Written exercise — Repeat the entries that follow verbatim, without any of their pictures.

Given records —

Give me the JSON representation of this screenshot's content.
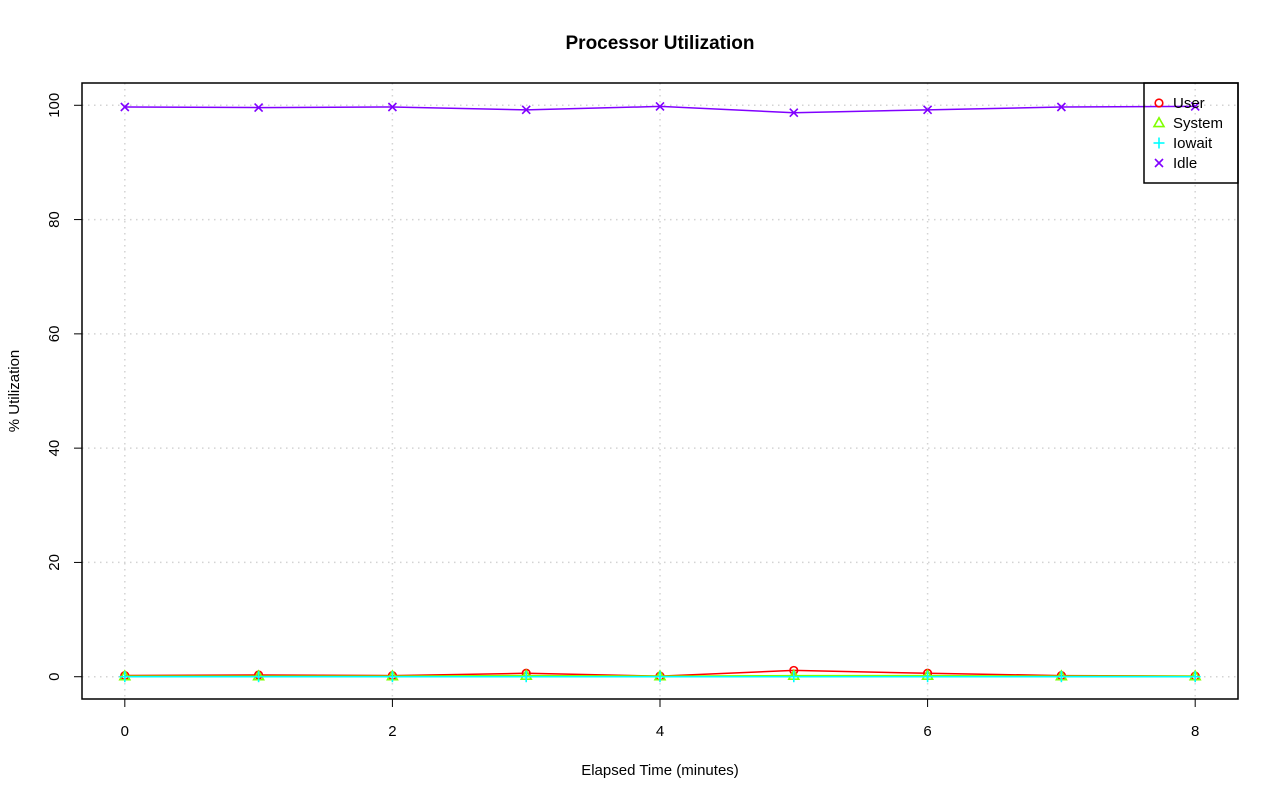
{
  "chart_data": {
    "type": "line",
    "title": "Processor Utilization",
    "xlabel": "Elapsed Time (minutes)",
    "ylabel": "% Utilization",
    "xlim": [
      -0.32,
      8.32
    ],
    "ylim": [
      -3.9,
      103.9
    ],
    "x_ticks": [
      0,
      2,
      4,
      6,
      8
    ],
    "y_ticks": [
      0,
      20,
      40,
      60,
      80,
      100
    ],
    "grid": true,
    "legend_position": "top-right",
    "x": [
      0,
      1,
      2,
      3,
      4,
      5,
      6,
      7,
      8
    ],
    "series": [
      {
        "name": "User",
        "color": "#ff0000",
        "marker": "circle",
        "values": [
          0.2,
          0.3,
          0.2,
          0.6,
          0.1,
          1.1,
          0.6,
          0.2,
          0.1
        ]
      },
      {
        "name": "System",
        "color": "#80ff00",
        "marker": "triangle",
        "values": [
          0.1,
          0.1,
          0.1,
          0.2,
          0.1,
          0.2,
          0.2,
          0.1,
          0.1
        ]
      },
      {
        "name": "Iowait",
        "color": "#00ffff",
        "marker": "plus",
        "values": [
          0.0,
          0.0,
          0.0,
          0.0,
          0.0,
          0.0,
          0.0,
          0.0,
          0.0
        ]
      },
      {
        "name": "Idle",
        "color": "#8000ff",
        "marker": "cross",
        "values": [
          99.7,
          99.6,
          99.7,
          99.2,
          99.8,
          98.7,
          99.2,
          99.7,
          99.8
        ]
      }
    ]
  }
}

Worked answer —
Give me the JSON representation of this screenshot's content.
{
  "chart_data": {
    "type": "line",
    "title": "Processor Utilization",
    "xlabel": "Elapsed Time (minutes)",
    "ylabel": "% Utilization",
    "xlim": [
      -0.32,
      8.32
    ],
    "ylim": [
      -3.9,
      103.9
    ],
    "x_ticks": [
      0,
      2,
      4,
      6,
      8
    ],
    "y_ticks": [
      0,
      20,
      40,
      60,
      80,
      100
    ],
    "grid": true,
    "legend_position": "top-right",
    "x": [
      0,
      1,
      2,
      3,
      4,
      5,
      6,
      7,
      8
    ],
    "series": [
      {
        "name": "User",
        "color": "#ff0000",
        "marker": "circle",
        "values": [
          0.2,
          0.3,
          0.2,
          0.6,
          0.1,
          1.1,
          0.6,
          0.2,
          0.1
        ]
      },
      {
        "name": "System",
        "color": "#80ff00",
        "marker": "triangle",
        "values": [
          0.1,
          0.1,
          0.1,
          0.2,
          0.1,
          0.2,
          0.2,
          0.1,
          0.1
        ]
      },
      {
        "name": "Iowait",
        "color": "#00ffff",
        "marker": "plus",
        "values": [
          0.0,
          0.0,
          0.0,
          0.0,
          0.0,
          0.0,
          0.0,
          0.0,
          0.0
        ]
      },
      {
        "name": "Idle",
        "color": "#8000ff",
        "marker": "cross",
        "values": [
          99.7,
          99.6,
          99.7,
          99.2,
          99.8,
          98.7,
          99.2,
          99.7,
          99.8
        ]
      }
    ]
  }
}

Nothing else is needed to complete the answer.